> [PROBLEM DETAILS]:
Rewrite the lines starting with the line that contains "- avatar[interactable]: [38, 265, 284, 509]" and going on through the line that contains "- location-text: Rhode", replacing "section-divider" with "section-separator" and leaving everything else unchanged. Return only those lines.

■ ■ ■ ■ ■

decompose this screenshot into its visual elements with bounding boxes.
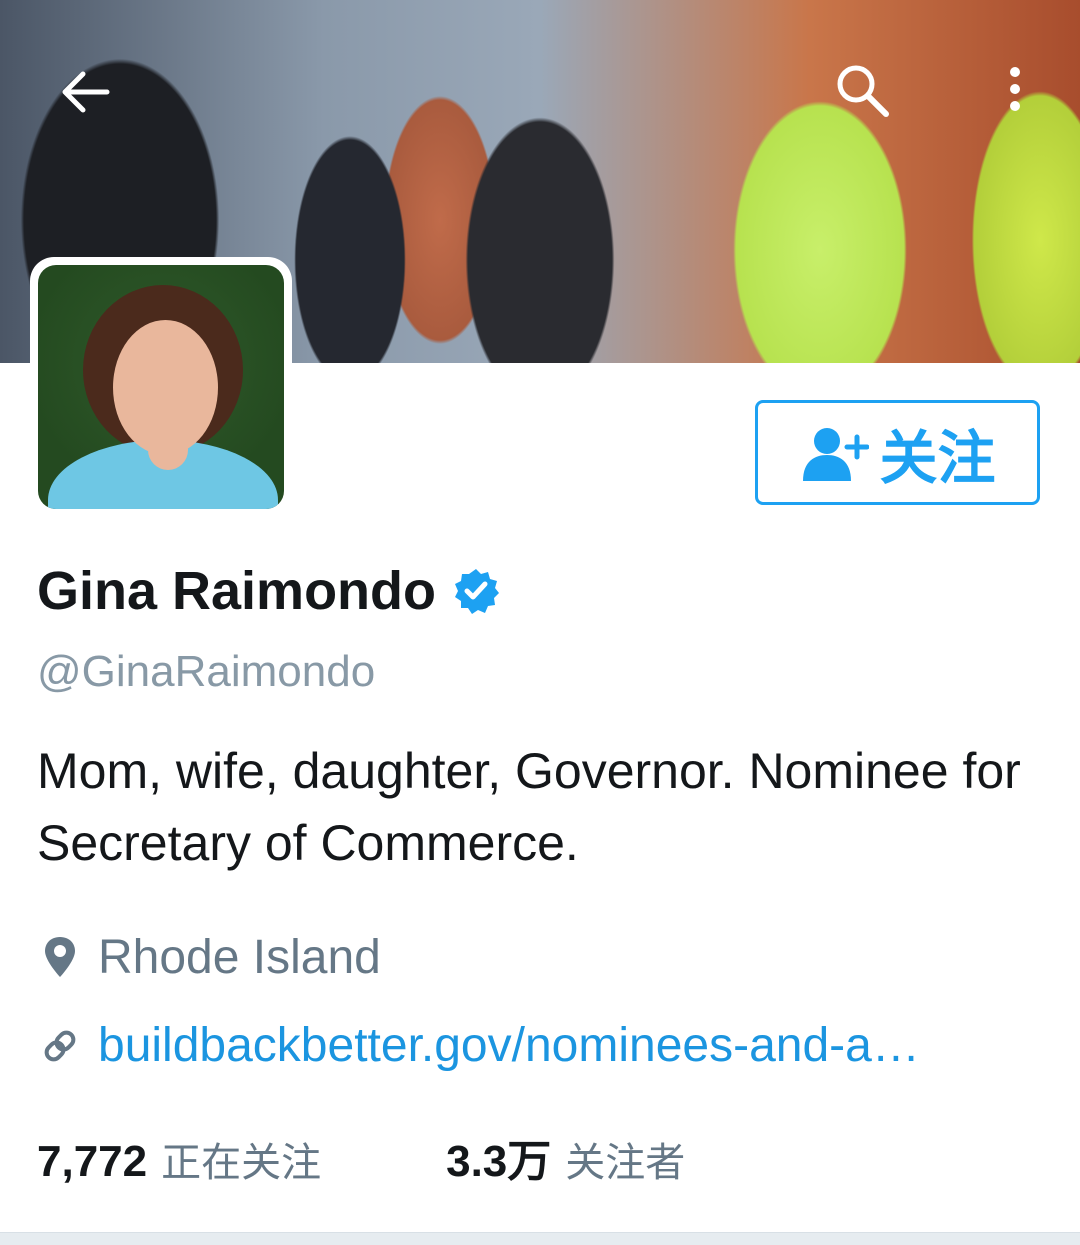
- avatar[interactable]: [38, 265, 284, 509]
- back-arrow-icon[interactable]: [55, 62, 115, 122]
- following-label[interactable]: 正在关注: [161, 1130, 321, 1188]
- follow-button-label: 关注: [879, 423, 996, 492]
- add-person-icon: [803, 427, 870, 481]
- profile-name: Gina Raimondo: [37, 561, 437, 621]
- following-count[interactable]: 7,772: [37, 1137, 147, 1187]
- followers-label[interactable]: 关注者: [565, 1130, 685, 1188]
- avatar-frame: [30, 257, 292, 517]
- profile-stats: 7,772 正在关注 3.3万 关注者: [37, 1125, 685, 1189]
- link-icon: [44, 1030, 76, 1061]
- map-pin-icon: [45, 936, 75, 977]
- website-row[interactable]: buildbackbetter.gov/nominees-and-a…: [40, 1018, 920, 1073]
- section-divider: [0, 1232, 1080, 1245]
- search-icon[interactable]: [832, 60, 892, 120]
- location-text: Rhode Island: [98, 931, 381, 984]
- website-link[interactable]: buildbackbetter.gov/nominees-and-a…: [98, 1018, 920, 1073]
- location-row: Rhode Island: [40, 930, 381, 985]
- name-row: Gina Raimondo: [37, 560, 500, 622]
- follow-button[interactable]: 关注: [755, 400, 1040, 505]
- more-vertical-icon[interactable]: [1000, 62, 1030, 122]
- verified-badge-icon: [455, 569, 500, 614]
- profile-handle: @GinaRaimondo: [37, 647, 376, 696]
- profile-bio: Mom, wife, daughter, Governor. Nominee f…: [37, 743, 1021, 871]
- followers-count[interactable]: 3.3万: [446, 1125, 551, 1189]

■ ■ ■ ■ ■

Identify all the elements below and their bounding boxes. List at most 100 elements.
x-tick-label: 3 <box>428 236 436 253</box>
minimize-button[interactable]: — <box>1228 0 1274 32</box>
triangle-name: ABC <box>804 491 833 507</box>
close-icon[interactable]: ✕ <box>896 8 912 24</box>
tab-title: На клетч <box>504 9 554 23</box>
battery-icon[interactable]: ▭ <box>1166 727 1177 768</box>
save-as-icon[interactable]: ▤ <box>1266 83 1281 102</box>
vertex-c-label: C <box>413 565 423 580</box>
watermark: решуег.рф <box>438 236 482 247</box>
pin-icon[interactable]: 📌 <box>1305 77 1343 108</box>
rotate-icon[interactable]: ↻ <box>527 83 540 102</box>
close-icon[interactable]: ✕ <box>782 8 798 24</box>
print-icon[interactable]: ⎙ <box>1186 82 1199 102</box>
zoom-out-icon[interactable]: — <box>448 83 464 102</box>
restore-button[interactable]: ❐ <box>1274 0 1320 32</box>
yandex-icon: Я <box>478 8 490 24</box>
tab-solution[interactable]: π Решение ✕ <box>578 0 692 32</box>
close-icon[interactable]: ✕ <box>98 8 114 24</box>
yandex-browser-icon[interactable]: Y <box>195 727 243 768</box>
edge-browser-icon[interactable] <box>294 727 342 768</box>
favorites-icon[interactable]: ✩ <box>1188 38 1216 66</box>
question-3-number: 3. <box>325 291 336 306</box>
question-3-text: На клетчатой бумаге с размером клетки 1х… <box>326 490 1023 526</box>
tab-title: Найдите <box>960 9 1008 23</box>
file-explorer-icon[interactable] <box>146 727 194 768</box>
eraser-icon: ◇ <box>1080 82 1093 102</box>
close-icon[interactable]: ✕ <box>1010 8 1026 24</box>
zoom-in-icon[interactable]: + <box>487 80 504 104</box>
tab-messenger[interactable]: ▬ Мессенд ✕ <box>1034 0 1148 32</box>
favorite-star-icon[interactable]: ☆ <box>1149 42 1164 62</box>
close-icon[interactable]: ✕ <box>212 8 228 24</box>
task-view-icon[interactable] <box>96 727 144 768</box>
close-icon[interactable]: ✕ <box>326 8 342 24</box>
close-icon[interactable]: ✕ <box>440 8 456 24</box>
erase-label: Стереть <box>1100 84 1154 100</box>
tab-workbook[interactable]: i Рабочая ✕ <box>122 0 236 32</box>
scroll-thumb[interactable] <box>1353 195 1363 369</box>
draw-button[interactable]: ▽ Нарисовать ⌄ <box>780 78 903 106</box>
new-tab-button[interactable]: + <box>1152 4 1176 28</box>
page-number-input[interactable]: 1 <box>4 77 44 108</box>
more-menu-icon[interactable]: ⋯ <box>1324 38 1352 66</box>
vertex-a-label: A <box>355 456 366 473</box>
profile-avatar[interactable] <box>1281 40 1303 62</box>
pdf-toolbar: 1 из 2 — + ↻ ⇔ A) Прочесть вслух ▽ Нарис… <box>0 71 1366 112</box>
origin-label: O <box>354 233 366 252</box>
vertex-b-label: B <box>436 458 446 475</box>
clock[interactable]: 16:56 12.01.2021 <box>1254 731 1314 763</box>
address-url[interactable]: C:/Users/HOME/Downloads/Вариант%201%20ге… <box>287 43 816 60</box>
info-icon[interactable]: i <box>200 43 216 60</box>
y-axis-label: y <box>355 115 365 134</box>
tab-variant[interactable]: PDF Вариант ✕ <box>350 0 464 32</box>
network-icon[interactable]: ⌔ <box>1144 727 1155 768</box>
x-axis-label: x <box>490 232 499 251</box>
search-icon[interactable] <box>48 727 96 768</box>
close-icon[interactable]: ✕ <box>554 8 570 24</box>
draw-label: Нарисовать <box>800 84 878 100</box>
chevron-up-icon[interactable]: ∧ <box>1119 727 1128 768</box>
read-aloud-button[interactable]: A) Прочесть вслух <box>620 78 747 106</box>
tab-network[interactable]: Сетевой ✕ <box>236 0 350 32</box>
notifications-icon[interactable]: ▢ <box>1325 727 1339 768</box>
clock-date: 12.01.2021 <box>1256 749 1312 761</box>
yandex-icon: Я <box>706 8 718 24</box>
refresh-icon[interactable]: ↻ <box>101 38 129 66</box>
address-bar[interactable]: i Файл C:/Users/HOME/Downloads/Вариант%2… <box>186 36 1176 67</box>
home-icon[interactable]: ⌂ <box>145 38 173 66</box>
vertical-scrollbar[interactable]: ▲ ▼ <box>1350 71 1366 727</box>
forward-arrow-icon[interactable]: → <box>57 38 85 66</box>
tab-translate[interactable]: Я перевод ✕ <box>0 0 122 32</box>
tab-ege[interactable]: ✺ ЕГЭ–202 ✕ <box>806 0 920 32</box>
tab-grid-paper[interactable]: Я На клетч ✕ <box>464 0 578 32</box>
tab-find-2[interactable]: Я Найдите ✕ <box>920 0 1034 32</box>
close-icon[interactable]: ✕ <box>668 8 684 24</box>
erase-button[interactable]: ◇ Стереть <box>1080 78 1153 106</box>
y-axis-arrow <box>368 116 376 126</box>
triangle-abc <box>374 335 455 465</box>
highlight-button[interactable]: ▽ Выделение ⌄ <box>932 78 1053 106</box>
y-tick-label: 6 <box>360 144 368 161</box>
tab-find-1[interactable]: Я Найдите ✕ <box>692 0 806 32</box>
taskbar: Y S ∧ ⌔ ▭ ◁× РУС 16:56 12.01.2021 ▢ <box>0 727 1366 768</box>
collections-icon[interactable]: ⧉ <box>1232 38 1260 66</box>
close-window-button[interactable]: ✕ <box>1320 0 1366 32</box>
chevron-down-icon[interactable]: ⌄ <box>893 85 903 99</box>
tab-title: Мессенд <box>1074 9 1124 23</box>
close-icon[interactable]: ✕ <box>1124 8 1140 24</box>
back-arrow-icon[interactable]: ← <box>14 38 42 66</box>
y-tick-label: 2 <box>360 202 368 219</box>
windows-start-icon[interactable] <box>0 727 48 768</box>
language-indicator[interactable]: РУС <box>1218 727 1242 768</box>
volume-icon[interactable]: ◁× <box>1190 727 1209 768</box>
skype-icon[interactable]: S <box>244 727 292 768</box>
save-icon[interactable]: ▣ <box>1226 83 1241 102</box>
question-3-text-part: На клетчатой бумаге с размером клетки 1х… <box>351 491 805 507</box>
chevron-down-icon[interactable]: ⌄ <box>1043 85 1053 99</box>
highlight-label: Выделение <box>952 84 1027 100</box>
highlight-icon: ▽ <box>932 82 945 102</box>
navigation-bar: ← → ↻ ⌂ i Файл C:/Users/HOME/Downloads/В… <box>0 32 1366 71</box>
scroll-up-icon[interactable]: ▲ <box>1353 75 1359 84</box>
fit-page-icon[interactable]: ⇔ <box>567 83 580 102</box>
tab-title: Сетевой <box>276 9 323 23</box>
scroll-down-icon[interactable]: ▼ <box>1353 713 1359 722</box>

■ ■ ■ ■ ■

> [EXERCISE SOLUTION]:
- avatar[interactable]: [38, 265, 284, 509]
- back-arrow-icon[interactable]: [55, 62, 115, 122]
- following-label[interactable]: 正在关注: [161, 1130, 321, 1188]
- follow-button-label: 关注: [879, 423, 996, 492]
- add-person-icon: [803, 427, 870, 481]
- profile-name: Gina Raimondo: [37, 561, 437, 621]
- following-count[interactable]: 7,772: [37, 1137, 147, 1187]
- followers-label[interactable]: 关注者: [565, 1130, 685, 1188]
- avatar-frame: [30, 257, 292, 517]
- profile-stats: 7,772 正在关注 3.3万 关注者: [37, 1125, 685, 1189]
- link-icon: [44, 1030, 76, 1061]
- map-pin-icon: [45, 936, 75, 977]
- website-row[interactable]: buildbackbetter.gov/nominees-and-a…: [40, 1018, 920, 1073]
- section-separator: [0, 1232, 1080, 1245]
- search-icon[interactable]: [832, 60, 892, 120]
- location-text: Rhode Island: [98, 931, 381, 984]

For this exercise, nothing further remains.